— Requirement —
Collect every line of the records below that contains the word "clusterMonitor".
#### Given information ####
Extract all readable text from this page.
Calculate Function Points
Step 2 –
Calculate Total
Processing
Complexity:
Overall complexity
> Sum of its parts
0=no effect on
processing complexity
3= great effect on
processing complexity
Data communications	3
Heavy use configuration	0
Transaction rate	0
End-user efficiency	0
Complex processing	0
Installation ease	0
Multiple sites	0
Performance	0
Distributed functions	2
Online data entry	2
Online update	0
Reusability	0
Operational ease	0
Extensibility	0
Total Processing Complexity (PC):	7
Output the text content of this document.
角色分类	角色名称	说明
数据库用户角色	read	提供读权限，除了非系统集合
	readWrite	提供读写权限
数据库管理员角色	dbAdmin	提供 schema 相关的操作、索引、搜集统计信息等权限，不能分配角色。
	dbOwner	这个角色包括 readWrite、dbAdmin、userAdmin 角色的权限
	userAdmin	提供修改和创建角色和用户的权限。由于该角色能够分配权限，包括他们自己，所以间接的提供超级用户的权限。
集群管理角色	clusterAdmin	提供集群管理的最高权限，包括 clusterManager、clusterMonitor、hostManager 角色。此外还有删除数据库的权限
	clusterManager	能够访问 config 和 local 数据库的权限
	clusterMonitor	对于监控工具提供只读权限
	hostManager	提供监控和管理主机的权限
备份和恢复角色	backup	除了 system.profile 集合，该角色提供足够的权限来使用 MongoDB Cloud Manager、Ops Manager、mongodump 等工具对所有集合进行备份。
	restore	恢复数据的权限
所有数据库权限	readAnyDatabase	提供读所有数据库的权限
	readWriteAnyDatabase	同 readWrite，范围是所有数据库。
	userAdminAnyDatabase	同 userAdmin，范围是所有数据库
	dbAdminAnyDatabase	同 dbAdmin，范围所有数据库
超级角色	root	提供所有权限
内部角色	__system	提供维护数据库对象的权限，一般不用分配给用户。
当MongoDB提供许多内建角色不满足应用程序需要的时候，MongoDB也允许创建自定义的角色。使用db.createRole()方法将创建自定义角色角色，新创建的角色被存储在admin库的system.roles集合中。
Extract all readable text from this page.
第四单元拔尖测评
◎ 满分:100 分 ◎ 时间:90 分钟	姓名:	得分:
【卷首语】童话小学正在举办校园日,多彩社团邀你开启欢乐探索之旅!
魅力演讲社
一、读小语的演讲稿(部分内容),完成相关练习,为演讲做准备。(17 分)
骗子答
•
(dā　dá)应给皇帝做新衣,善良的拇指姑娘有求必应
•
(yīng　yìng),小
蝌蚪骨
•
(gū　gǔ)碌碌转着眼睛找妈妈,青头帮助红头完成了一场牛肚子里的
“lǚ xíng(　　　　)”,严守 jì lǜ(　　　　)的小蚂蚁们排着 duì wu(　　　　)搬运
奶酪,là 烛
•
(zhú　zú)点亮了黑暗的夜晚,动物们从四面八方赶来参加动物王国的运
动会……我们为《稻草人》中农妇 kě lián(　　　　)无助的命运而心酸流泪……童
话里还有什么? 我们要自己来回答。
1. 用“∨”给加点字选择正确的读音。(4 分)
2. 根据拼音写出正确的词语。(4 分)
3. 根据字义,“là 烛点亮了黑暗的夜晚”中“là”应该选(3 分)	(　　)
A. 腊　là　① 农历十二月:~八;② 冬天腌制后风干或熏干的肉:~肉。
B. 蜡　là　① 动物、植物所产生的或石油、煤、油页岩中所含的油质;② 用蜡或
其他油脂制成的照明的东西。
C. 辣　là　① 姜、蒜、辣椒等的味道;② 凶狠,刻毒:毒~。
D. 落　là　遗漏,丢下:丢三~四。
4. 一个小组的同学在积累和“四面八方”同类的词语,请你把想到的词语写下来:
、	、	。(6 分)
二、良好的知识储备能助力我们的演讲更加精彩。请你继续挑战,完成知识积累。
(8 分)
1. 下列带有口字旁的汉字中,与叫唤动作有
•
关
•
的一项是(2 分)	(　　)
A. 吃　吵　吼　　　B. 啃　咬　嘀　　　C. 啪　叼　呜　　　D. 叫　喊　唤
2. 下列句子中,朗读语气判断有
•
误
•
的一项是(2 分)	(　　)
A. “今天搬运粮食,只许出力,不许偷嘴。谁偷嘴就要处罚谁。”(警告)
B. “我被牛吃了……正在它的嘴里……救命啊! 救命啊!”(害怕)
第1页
####
#### Given information ####
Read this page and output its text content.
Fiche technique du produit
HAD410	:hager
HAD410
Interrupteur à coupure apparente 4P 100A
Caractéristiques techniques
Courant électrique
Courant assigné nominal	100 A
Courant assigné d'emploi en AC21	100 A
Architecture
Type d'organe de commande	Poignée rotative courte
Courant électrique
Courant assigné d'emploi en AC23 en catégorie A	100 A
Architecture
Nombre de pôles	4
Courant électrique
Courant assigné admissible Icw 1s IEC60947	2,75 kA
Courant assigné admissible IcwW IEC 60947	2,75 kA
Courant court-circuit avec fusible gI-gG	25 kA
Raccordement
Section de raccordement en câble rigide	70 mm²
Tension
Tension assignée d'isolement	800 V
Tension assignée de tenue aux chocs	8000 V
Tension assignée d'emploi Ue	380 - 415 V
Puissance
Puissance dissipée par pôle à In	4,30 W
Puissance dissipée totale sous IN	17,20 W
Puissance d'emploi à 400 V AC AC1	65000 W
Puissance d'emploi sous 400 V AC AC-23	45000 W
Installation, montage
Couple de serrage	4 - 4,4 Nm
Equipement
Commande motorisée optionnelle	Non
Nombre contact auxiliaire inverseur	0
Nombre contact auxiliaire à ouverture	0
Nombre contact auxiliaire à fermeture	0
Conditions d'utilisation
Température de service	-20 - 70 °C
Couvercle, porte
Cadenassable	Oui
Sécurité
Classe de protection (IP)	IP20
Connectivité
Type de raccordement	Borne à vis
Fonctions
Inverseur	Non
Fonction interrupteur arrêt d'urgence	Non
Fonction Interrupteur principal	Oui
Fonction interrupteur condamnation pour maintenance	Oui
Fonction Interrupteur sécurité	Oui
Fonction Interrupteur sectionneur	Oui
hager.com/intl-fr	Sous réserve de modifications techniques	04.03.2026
####
— Written solution —
集群管理角色	clusterAdmin	提供集群管理的最高权限，包括 clusterManager、clusterMonitor、hostManager 角色。此外还有删除数据库的权限
	clusterMonitor	对于监控工具提供只读权限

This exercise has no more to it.